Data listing
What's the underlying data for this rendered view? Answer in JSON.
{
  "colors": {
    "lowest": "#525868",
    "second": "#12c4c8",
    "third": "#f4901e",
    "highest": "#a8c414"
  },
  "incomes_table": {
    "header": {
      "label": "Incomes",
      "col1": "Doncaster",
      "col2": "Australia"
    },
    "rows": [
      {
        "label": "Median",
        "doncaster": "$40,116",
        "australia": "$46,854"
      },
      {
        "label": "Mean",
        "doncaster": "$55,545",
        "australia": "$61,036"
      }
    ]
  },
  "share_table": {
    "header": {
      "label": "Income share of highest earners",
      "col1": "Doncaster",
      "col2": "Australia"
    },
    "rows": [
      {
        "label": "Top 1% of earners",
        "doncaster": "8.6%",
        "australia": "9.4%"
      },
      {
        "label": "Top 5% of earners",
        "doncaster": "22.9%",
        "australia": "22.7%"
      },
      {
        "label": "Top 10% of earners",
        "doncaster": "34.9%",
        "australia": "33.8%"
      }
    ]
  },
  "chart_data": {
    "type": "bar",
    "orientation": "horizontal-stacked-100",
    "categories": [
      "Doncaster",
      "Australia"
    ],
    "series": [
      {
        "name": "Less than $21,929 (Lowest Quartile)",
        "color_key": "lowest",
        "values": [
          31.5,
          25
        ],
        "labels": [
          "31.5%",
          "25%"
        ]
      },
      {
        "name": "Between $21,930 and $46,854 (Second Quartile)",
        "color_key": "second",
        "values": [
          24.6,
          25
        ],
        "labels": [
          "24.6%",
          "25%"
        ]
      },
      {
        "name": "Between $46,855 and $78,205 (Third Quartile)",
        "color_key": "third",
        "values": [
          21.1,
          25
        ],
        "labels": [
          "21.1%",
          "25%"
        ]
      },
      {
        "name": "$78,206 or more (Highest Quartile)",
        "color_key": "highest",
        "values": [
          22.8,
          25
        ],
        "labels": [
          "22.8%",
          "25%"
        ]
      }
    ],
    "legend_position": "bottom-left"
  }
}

The request = In the listing above, locate each line with "Between" and copy it.

In response =
        "name": "Between $21,930 and $46,854 (Second Quartile)",
        "name": "Between $46,855 and $78,205 (Third Quartile)",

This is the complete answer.